STATED GOAL: Put the lines of the layout records into a JSON list of strings, one string per line and no blank lines, starting at the first line and ending at the line that contains "contour-label-12: 50 (148, 120, 155, 126)".

Layout records
□ □ □ □ □

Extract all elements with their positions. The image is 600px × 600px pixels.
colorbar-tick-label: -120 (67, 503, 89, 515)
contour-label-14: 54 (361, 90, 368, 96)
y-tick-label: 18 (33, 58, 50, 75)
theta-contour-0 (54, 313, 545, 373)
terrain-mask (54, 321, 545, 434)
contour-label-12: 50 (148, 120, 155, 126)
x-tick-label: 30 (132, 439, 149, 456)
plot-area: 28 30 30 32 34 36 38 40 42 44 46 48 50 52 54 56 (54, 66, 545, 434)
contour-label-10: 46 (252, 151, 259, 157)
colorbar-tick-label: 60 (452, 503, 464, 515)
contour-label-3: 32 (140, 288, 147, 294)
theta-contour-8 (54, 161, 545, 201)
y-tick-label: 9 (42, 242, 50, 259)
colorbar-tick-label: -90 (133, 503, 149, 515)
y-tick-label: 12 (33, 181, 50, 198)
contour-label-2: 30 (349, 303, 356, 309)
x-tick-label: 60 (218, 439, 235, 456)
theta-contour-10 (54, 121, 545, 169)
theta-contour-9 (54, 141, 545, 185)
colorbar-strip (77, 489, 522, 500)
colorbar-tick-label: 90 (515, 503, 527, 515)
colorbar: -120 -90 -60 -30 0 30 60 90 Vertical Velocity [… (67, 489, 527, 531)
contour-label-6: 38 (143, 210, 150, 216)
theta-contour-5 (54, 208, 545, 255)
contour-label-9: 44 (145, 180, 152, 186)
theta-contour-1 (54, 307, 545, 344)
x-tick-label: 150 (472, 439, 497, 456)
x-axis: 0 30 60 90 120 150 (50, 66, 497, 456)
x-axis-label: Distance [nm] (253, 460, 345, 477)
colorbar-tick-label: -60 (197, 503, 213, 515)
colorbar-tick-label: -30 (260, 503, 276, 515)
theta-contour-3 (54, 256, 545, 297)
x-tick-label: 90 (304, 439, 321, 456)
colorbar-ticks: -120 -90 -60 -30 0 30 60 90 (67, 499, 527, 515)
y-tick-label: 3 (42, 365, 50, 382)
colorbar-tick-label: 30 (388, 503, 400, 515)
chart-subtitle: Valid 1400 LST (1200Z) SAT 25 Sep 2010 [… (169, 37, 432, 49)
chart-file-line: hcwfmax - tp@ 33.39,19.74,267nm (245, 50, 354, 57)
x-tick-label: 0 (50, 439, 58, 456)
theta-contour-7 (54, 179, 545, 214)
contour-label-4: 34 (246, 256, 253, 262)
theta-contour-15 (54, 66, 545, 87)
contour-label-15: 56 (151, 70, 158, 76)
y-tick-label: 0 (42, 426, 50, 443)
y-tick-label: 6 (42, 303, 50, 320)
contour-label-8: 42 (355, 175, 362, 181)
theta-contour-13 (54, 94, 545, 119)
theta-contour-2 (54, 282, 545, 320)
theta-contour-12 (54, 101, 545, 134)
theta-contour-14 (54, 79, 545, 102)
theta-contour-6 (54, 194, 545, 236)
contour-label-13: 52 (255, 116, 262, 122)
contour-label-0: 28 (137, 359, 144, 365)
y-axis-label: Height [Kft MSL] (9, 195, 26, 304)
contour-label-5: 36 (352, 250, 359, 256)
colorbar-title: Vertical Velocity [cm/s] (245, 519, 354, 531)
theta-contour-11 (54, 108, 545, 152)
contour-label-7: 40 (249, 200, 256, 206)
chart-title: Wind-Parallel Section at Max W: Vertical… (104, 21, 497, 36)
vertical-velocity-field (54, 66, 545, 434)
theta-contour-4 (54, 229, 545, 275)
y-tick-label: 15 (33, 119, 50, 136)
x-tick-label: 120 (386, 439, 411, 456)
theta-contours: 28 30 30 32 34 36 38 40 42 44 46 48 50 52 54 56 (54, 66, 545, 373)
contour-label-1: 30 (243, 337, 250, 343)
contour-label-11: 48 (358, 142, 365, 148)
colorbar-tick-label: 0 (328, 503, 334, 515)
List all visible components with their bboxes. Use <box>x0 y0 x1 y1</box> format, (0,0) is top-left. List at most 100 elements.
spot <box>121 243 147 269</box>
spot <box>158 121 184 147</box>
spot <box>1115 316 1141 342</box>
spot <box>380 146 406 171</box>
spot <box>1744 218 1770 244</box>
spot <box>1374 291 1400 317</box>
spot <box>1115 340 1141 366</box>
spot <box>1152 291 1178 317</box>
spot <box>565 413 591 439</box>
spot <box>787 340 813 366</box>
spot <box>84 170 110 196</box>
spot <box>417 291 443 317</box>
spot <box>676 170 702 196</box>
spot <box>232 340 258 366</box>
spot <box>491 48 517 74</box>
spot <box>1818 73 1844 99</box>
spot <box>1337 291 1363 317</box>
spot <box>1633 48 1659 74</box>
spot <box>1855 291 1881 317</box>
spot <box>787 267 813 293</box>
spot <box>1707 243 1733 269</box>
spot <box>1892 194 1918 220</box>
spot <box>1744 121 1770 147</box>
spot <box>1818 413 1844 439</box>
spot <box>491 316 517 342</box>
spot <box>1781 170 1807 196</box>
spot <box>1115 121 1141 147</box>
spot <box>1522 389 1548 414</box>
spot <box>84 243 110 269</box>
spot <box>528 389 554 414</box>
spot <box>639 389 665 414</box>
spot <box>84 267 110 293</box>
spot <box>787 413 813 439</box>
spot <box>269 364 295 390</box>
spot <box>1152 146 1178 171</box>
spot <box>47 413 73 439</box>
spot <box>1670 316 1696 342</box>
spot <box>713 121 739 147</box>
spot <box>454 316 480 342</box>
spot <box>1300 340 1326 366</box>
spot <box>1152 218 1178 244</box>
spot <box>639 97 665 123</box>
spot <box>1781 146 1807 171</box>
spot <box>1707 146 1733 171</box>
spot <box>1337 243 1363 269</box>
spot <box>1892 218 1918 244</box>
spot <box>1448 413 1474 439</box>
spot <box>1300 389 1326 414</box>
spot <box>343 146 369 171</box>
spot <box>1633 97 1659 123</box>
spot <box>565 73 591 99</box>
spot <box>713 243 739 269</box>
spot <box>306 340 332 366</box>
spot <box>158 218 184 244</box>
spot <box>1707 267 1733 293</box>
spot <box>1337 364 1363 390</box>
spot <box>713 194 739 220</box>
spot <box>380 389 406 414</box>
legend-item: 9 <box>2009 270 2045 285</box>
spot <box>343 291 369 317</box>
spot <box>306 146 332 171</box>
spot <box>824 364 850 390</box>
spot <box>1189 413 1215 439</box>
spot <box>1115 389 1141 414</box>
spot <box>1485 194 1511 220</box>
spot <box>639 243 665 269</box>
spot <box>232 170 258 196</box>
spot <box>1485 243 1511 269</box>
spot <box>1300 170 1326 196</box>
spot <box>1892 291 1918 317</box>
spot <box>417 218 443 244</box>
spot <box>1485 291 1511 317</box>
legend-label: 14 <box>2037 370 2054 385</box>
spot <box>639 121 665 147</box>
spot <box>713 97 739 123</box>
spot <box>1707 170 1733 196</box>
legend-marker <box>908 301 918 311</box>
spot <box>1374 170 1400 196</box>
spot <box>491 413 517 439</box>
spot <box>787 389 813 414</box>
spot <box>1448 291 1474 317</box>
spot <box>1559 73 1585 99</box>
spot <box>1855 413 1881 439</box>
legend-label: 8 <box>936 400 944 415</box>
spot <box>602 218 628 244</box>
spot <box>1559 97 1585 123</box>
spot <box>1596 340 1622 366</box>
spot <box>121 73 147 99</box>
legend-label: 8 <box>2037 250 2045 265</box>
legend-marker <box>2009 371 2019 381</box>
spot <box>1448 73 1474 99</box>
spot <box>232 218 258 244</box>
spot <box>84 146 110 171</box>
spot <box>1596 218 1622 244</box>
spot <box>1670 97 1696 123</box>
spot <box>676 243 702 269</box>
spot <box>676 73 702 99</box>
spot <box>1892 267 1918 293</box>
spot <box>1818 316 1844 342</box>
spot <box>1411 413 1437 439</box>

□ □ □ □ □

ANSWER BELOW:
[
  "Extract all elements with their positions. The image is 600px × 600px pixels.",
  "colorbar-tick-label: -120 (67, 503, 89, 515)",
  "contour-label-14: 54 (361, 90, 368, 96)",
  "y-tick-label: 18 (33, 58, 50, 75)",
  "theta-contour-0 (54, 313, 545, 373)",
  "terrain-mask (54, 321, 545, 434)",
  "contour-label-12: 50 (148, 120, 155, 126)"
]